■ **Objective A**: In the KeyNorm article, what was the original motivation for the modification?
■ **Objective B**: From the KeyNorm article, quote the passage starting with "In this article, the" and going on through "for Scaling Up.".
■ **Objective C**: Give every article title in quotation marks that the KeyNorm article refers readers to.

■ **Given text**:

In this article, the author will introduce an unexpectedly discovered length extrapolation method - “KeyNorm” - which performs L2 Normalization on the Attention’s Key sequence. It clearly belongs to the pre-hoc modification category, but the modification to the Attention mechanism is very small, making it look very promising for Scaling Up.
Initial Motivation#
The reason for saying “unexpected discovery” is that the original motivation for this modification was not length extrapolation, but an attempt to replace the scaling method in Scaled Dot-Product Attention. We know that the standard definition of Attention is (this article mainly considers the Causal scenario)
$$ \boldsymbol{o}_i = \frac{\sum_{j = 1}^i\exp\left(\frac{\boldsymbol{q}_i\cdot \boldsymbol{k}_j}{\sqrt{d}}\right)\boldsymbol{v}_j}{\sum_{j = 1}^i\exp\left(\frac{\boldsymbol{q}_i\cdot \boldsymbol{k}_j}{\sqrt{d}}\right)} $$where $\boldsymbol{q}_i,\boldsymbol{k}_j\in\mathbb{R}^d$. We have explained and even generalized the Scale factor $\frac{1}{\sqrt{d}}$ multiple times, for example, in “A Brief Discussion on Transformer Initialization, Parameterization, and Normalization”, “Viewing Attention’s Scale Operation from Entropy Invariance”, “Viewing Attention’s Scale Operation from Gradient Maximization”, etc. The standard derivation is based on the assumption that “$\boldsymbol{q}_i,\boldsymbol{k}_j$ are independently sampled from a distribution with mean 0 and variance 1”. Under this assumption, we also have
$$ \Vert\boldsymbol{q}_i\Vert\approx \sqrt{d},\quad \Vert\boldsymbol{k}_j\Vert\approx \sqrt{d} $$This is because
$$ \Vert\boldsymbol{x}\Vert^2 = \sum_{i=1}^d x_i^2 = d\times\frac{1}{d}\sum_{i=1}^d x_i^2\approx d\,\mathbb{E}_{x\sim\mathcal{N}(0,1)}[x^2] = d $$For related generalizations, you can refer to “The Astonishing Johnson-Lindenstrauss Lemma: Theory”. This approximation means that in the initial stage of Attention, equation $\text{eq:sdpa}$ has the same effect as the following two variants:
$$ \begin{align} \color{red}{\text{Q}}\text{uery}\color{red}{\text{N}}\text{orm:}\quad\boldsymbol{o}_i =&\, \frac{\sum_{j = 1}^i\exp\left(\tilde{\boldsymbol{q}}_i\cdot \boldsymbol{k}_j\right)\boldsymbol{v}_j}{\sum_{j = 1}^i\exp\left(\tilde{\boldsymbol{q}}_i\cdot \boldsymbol{k}_j\right)},\qquad \tilde{\boldsymbol{q}}_i = \frac{\boldsymbol{q}_i}{\Vert\boldsymbol{q}_i\Vert} \\[5pt] \color{red}{\text{K}}\text{ey}\color{red}{\text{N}}\text{orm:}\quad\boldsymbol{o}_i =&\, \frac{\sum_{j = 1}^i\exp\left(\boldsymbol{q}_i\cdot \tilde{\boldsymbol{k}}_j\right)\boldsymbol{v}_j}{\sum_{j = 1}^i\exp\left(\boldsymbol{q}_i\cdot \tilde{\boldsymbol{k}}_j\right)},\qquad \tilde{\boldsymbol{k}}_j = \frac{\boldsymbol{k}_j}{\Vert\boldsymbol{k}_j\Vert} \end{align} $$Therefore, the idea arose to verify which of these two variants and the standard equation $\text{eq:sdpa}$ is better. For convenience of description, we can refer to them as “Query/Key-Normalized Dot-Product Attention”, abbreviated as “QNA” and “KNA” respectively.

■ **Information supplied**:
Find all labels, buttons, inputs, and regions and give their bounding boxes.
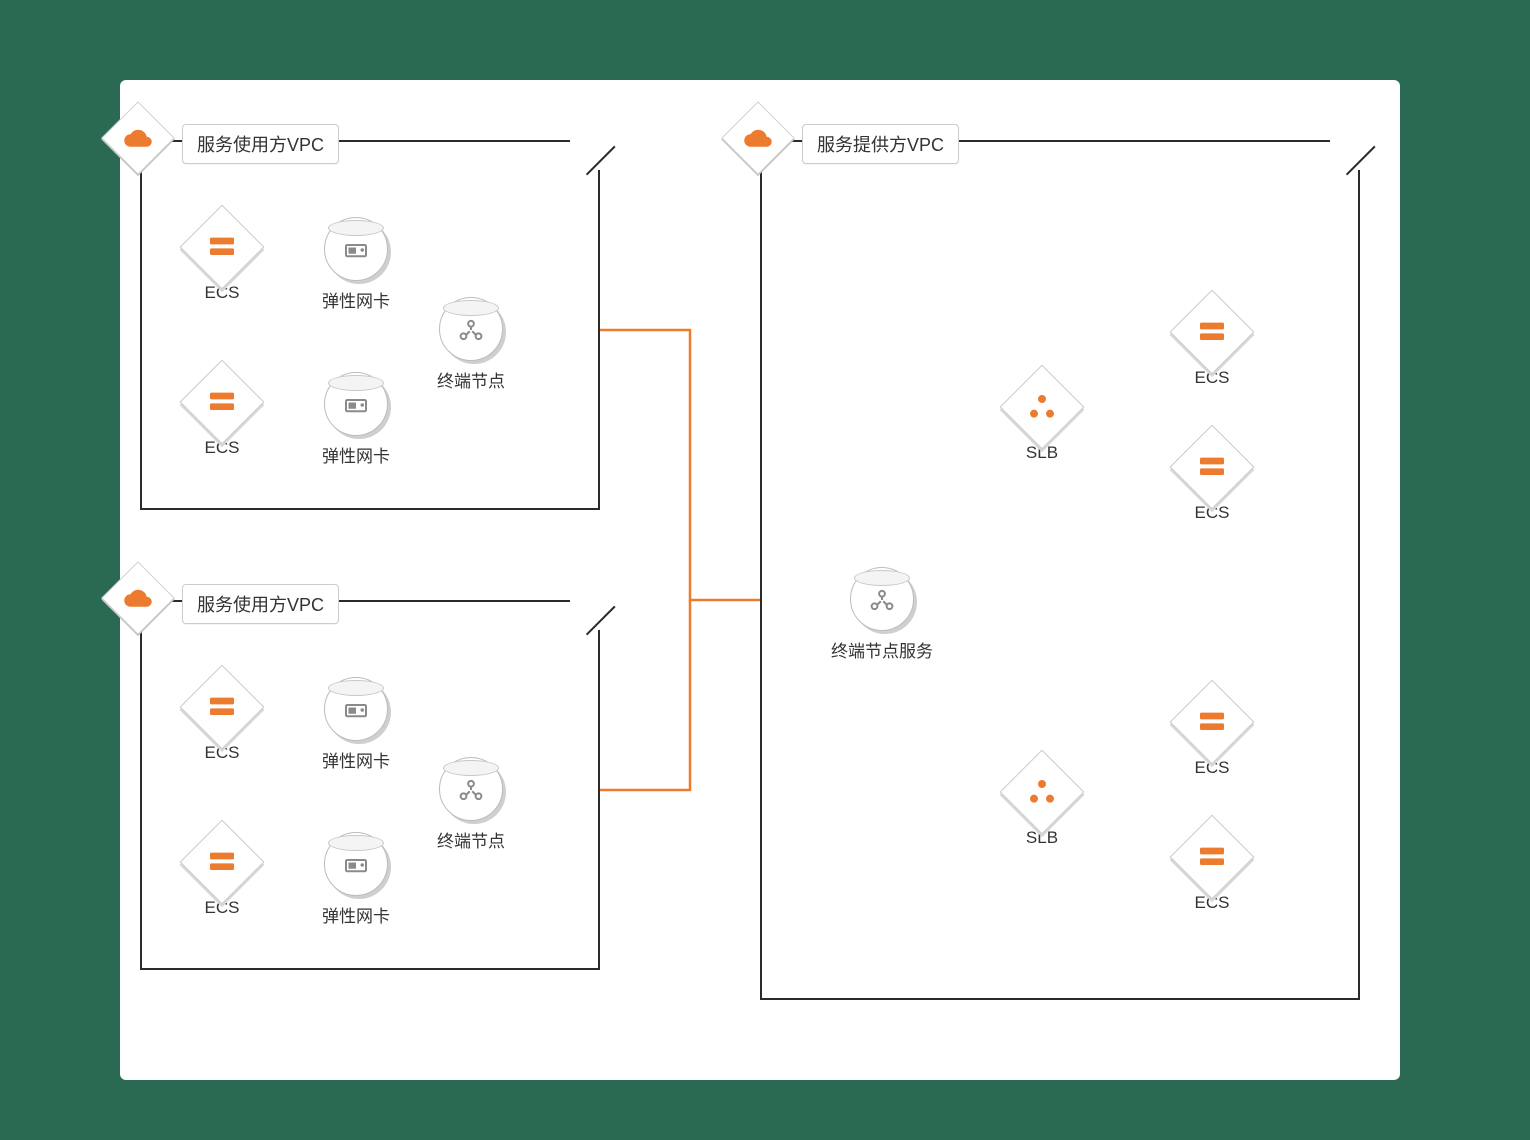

■ **Correct result A**: It was an attempt to replace the scaling method in Scaled Dot-Product Attention.

■ **Correct result B**:
In this article, the author will introduce an unexpectedly discovered length extrapolation method - “KeyNorm” - which performs L2 Normalization on the Attention’s Key sequence. It clearly belongs to the pre-hoc modification category, but the modification to the Attention mechanism is very small, making it look very promising for Scaling Up.

■ **Correct result C**:
- "A Brief Discussion on Transformer Initialization, Parameterization, and Normalization"
- "Viewing Attention’s Scale Operation from Entropy Invariance"
- "Viewing Attention’s Scale Operation from Gradient Maximization"
- "The Astonishing Johnson-Lindenstrauss Lemma: Theory"